→ **Work to do**
Reproduce the records exactly.

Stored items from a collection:
— BEGIN —
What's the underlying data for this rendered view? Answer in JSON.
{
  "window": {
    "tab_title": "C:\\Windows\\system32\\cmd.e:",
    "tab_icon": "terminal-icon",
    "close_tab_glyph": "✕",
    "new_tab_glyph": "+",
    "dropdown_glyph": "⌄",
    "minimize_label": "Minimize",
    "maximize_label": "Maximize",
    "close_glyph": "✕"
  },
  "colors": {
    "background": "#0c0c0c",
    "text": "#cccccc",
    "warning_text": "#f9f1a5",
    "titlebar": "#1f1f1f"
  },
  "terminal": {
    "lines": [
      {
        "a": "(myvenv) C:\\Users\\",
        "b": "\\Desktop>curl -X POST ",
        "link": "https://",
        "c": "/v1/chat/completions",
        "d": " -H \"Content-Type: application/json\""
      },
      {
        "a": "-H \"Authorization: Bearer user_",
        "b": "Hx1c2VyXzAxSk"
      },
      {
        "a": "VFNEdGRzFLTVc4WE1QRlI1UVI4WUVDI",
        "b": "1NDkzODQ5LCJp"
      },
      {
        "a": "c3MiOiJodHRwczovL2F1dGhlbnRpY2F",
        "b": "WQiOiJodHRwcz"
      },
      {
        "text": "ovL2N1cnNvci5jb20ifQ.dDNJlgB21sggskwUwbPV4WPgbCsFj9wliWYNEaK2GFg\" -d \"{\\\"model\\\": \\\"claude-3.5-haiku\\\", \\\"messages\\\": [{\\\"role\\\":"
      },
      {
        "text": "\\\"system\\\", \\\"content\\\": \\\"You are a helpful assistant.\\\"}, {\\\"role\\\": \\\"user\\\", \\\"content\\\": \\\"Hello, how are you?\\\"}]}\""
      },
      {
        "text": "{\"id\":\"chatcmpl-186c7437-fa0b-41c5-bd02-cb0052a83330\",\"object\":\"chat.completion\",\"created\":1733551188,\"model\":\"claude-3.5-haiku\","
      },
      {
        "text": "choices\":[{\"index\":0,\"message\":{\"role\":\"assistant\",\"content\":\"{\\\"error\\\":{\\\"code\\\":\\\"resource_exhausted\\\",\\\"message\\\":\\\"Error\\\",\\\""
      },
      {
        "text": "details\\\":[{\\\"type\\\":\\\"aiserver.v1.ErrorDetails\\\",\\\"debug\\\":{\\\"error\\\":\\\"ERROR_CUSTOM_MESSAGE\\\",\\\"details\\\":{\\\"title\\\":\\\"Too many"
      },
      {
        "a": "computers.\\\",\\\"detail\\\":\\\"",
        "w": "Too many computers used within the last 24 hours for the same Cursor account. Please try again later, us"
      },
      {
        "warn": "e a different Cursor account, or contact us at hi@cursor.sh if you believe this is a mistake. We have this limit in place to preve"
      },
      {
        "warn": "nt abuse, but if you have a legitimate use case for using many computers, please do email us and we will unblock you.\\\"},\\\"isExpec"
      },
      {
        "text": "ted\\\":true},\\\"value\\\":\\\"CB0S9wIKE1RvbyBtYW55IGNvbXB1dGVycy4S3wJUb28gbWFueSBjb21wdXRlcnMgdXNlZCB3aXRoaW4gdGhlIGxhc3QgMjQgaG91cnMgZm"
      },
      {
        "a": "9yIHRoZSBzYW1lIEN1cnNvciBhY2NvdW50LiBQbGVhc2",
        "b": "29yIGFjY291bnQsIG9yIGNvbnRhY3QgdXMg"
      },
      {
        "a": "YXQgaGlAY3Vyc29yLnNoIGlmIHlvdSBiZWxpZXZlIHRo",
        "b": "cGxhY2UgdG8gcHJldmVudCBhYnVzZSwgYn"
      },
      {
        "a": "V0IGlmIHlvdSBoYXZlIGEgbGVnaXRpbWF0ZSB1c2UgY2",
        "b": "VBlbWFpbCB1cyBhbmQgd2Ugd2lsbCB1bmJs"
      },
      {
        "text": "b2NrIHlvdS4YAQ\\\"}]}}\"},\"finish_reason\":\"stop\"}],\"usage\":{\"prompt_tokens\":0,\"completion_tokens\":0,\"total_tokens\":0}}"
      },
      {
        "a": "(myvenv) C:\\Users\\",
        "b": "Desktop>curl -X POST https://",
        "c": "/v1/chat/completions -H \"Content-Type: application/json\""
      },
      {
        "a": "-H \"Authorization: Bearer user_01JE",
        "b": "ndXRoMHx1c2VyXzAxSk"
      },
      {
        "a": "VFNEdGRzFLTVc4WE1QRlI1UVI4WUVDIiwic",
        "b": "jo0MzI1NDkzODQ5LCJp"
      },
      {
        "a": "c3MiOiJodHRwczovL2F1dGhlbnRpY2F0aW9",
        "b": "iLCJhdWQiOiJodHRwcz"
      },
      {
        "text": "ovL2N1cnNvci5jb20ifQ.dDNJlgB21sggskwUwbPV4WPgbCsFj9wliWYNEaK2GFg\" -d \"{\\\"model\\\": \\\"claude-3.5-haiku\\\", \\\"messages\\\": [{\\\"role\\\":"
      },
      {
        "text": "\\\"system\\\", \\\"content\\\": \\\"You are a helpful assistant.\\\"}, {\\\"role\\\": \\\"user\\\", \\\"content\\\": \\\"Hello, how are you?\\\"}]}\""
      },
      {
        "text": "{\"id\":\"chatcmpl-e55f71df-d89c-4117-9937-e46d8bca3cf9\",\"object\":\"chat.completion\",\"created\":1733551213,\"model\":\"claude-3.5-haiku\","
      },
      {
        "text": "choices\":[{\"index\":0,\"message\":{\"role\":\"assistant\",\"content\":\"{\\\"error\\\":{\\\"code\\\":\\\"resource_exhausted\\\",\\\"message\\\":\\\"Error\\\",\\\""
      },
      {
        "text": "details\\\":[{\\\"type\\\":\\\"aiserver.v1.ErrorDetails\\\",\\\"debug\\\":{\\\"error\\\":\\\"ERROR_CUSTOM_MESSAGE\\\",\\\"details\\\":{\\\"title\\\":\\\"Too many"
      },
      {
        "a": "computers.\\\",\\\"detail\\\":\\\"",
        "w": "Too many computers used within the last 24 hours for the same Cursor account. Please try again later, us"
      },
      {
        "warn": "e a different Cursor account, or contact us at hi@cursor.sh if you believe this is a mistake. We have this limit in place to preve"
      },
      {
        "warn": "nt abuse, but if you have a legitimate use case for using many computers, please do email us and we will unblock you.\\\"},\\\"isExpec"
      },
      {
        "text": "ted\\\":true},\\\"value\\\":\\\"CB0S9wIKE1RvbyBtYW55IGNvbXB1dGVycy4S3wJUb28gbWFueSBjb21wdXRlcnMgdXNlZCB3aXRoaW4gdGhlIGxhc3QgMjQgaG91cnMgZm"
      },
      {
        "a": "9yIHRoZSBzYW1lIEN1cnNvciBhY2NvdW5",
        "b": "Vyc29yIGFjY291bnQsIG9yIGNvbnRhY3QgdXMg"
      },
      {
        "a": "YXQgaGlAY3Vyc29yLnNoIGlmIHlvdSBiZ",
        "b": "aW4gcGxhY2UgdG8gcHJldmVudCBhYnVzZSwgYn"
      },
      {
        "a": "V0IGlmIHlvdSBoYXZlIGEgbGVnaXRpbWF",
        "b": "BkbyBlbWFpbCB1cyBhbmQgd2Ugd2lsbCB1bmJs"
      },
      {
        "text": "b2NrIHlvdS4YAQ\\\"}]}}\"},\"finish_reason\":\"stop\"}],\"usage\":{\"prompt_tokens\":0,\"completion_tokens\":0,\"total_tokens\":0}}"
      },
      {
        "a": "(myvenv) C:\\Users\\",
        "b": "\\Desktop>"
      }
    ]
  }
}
— END —
→ **Exercise solution**
What's the underlying data for this rendered view? Answer in JSON.
{
  "window": {
    "tab_title": "C:\\Windows\\system32\\cmd.e:",
    "tab_icon": "terminal-icon",
    "close_tab_glyph": "✕",
    "new_tab_glyph": "+",
    "dropdown_glyph": "⌄",
    "minimize_label": "Minimize",
    "maximize_label": "Maximize",
    "close_glyph": "✕"
  },
  "colors": {
    "background": "#0c0c0c",
    "text": "#cccccc",
    "warning_text": "#f9f1a5",
    "titlebar": "#1f1f1f"
  },
  "terminal": {
    "lines": [
      {
        "a": "(myvenv) C:\\Users\\",
        "b": "\\Desktop>curl -X POST ",
        "link": "https://",
        "c": "/v1/chat/completions",
        "d": " -H \"Content-Type: application/json\""
      },
      {
        "a": "-H \"Authorization: Bearer user_",
        "b": "Hx1c2VyXzAxSk"
      },
      {
        "a": "VFNEdGRzFLTVc4WE1QRlI1UVI4WUVDI",
        "b": "1NDkzODQ5LCJp"
      },
      {
        "a": "c3MiOiJodHRwczovL2F1dGhlbnRpY2F",
        "b": "WQiOiJodHRwcz"
      },
      {
        "text": "ovL2N1cnNvci5jb20ifQ.dDNJlgB21sggskwUwbPV4WPgbCsFj9wliWYNEaK2GFg\" -d \"{\\\"model\\\": \\\"claude-3.5-haiku\\\", \\\"messages\\\": [{\\\"role\\\":"
      },
      {
        "text": "\\\"system\\\", \\\"content\\\": \\\"You are a helpful assistant.\\\"}, {\\\"role\\\": \\\"user\\\", \\\"content\\\": \\\"Hello, how are you?\\\"}]}\""
      },
      {
        "text": "{\"id\":\"chatcmpl-186c7437-fa0b-41c5-bd02-cb0052a83330\",\"object\":\"chat.completion\",\"created\":1733551188,\"model\":\"claude-3.5-haiku\","
      },
      {
        "text": "choices\":[{\"index\":0,\"message\":{\"role\":\"assistant\",\"content\":\"{\\\"error\\\":{\\\"code\\\":\\\"resource_exhausted\\\",\\\"message\\\":\\\"Error\\\",\\\""
      },
      {
        "text": "details\\\":[{\\\"type\\\":\\\"aiserver.v1.ErrorDetails\\\",\\\"debug\\\":{\\\"error\\\":\\\"ERROR_CUSTOM_MESSAGE\\\",\\\"details\\\":{\\\"title\\\":\\\"Too many"
      },
      {
        "a": "computers.\\\",\\\"detail\\\":\\\"",
        "w": "Too many computers used within the last 24 hours for the same Cursor account. Please try again later, us"
      },
      {
        "warn": "e a different Cursor account, or contact us at hi@cursor.sh if you believe this is a mistake. We have this limit in place to preve"
      },
      {
        "warn": "nt abuse, but if you have a legitimate use case for using many computers, please do email us and we will unblock you.\\\"},\\\"isExpec"
      },
      {
        "text": "ted\\\":true},\\\"value\\\":\\\"CB0S9wIKE1RvbyBtYW55IGNvbXB1dGVycy4S3wJUb28gbWFueSBjb21wdXRlcnMgdXNlZCB3aXRoaW4gdGhlIGxhc3QgMjQgaG91cnMgZm"
      },
      {
        "a": "9yIHRoZSBzYW1lIEN1cnNvciBhY2NvdW50LiBQbGVhc2",
        "b": "29yIGFjY291bnQsIG9yIGNvbnRhY3QgdXMg"
      },
      {
        "a": "YXQgaGlAY3Vyc29yLnNoIGlmIHlvdSBiZWxpZXZlIHRo",
        "b": "cGxhY2UgdG8gcHJldmVudCBhYnVzZSwgYn"
      },
      {
        "a": "V0IGlmIHlvdSBoYXZlIGEgbGVnaXRpbWF0ZSB1c2UgY2",
        "b": "VBlbWFpbCB1cyBhbmQgd2Ugd2lsbCB1bmJs"
      },
      {
        "text": "b2NrIHlvdS4YAQ\\\"}]}}\"},\"finish_reason\":\"stop\"}],\"usage\":{\"prompt_tokens\":0,\"completion_tokens\":0,\"total_tokens\":0}}"
      },
      {
        "a": "(myvenv) C:\\Users\\",
        "b": "Desktop>curl -X POST https://",
        "c": "/v1/chat/completions -H \"Content-Type: application/json\""
      },
      {
        "a": "-H \"Authorization: Bearer user_01JE",
        "b": "ndXRoMHx1c2VyXzAxSk"
      },
      {
        "a": "VFNEdGRzFLTVc4WE1QRlI1UVI4WUVDIiwic",
        "b": "jo0MzI1NDkzODQ5LCJp"
      },
      {
        "a": "c3MiOiJodHRwczovL2F1dGhlbnRpY2F0aW9",
        "b": "iLCJhdWQiOiJodHRwcz"
      },
      {
        "text": "ovL2N1cnNvci5jb20ifQ.dDNJlgB21sggskwUwbPV4WPgbCsFj9wliWYNEaK2GFg\" -d \"{\\\"model\\\": \\\"claude-3.5-haiku\\\", \\\"messages\\\": [{\\\"role\\\":"
      },
      {
        "text": "\\\"system\\\", \\\"content\\\": \\\"You are a helpful assistant.\\\"}, {\\\"role\\\": \\\"user\\\", \\\"content\\\": \\\"Hello, how are you?\\\"}]}\""
      },
      {
        "text": "{\"id\":\"chatcmpl-e55f71df-d89c-4117-9937-e46d8bca3cf9\",\"object\":\"chat.completion\",\"created\":1733551213,\"model\":\"claude-3.5-haiku\","
      },
      {
        "text": "choices\":[{\"index\":0,\"message\":{\"role\":\"assistant\",\"content\":\"{\\\"error\\\":{\\\"code\\\":\\\"resource_exhausted\\\",\\\"message\\\":\\\"Error\\\",\\\""
      },
      {
        "text": "details\\\":[{\\\"type\\\":\\\"aiserver.v1.ErrorDetails\\\",\\\"debug\\\":{\\\"error\\\":\\\"ERROR_CUSTOM_MESSAGE\\\",\\\"details\\\":{\\\"title\\\":\\\"Too many"
      },
      {
        "a": "computers.\\\",\\\"detail\\\":\\\"",
        "w": "Too many computers used within the last 24 hours for the same Cursor account. Please try again later, us"
      },
      {
        "warn": "e a different Cursor account, or contact us at hi@cursor.sh if you believe this is a mistake. We have this limit in place to preve"
      },
      {
        "warn": "nt abuse, but if you have a legitimate use case for using many computers, please do email us and we will unblock you.\\\"},\\\"isExpec"
      },
      {
        "text": "ted\\\":true},\\\"value\\\":\\\"CB0S9wIKE1RvbyBtYW55IGNvbXB1dGVycy4S3wJUb28gbWFueSBjb21wdXRlcnMgdXNlZCB3aXRoaW4gdGhlIGxhc3QgMjQgaG91cnMgZm"
      },
      {
        "a": "9yIHRoZSBzYW1lIEN1cnNvciBhY2NvdW5",
        "b": "Vyc29yIGFjY291bnQsIG9yIGNvbnRhY3QgdXMg"
      },
      {
        "a": "YXQgaGlAY3Vyc29yLnNoIGlmIHlvdSBiZ",
        "b": "aW4gcGxhY2UgdG8gcHJldmVudCBhYnVzZSwgYn"
      },
      {
        "a": "V0IGlmIHlvdSBoYXZlIGEgbGVnaXRpbWF",
        "b": "BkbyBlbWFpbCB1cyBhbmQgd2Ugd2lsbCB1bmJs"
      },
      {
        "text": "b2NrIHlvdS4YAQ\\\"}]}}\"},\"finish_reason\":\"stop\"}],\"usage\":{\"prompt_tokens\":0,\"completion_tokens\":0,\"total_tokens\":0}}"
      },
      {
        "a": "(myvenv) C:\\Users\\",
        "b": "\\Desktop>"
      }
    ]
  }
}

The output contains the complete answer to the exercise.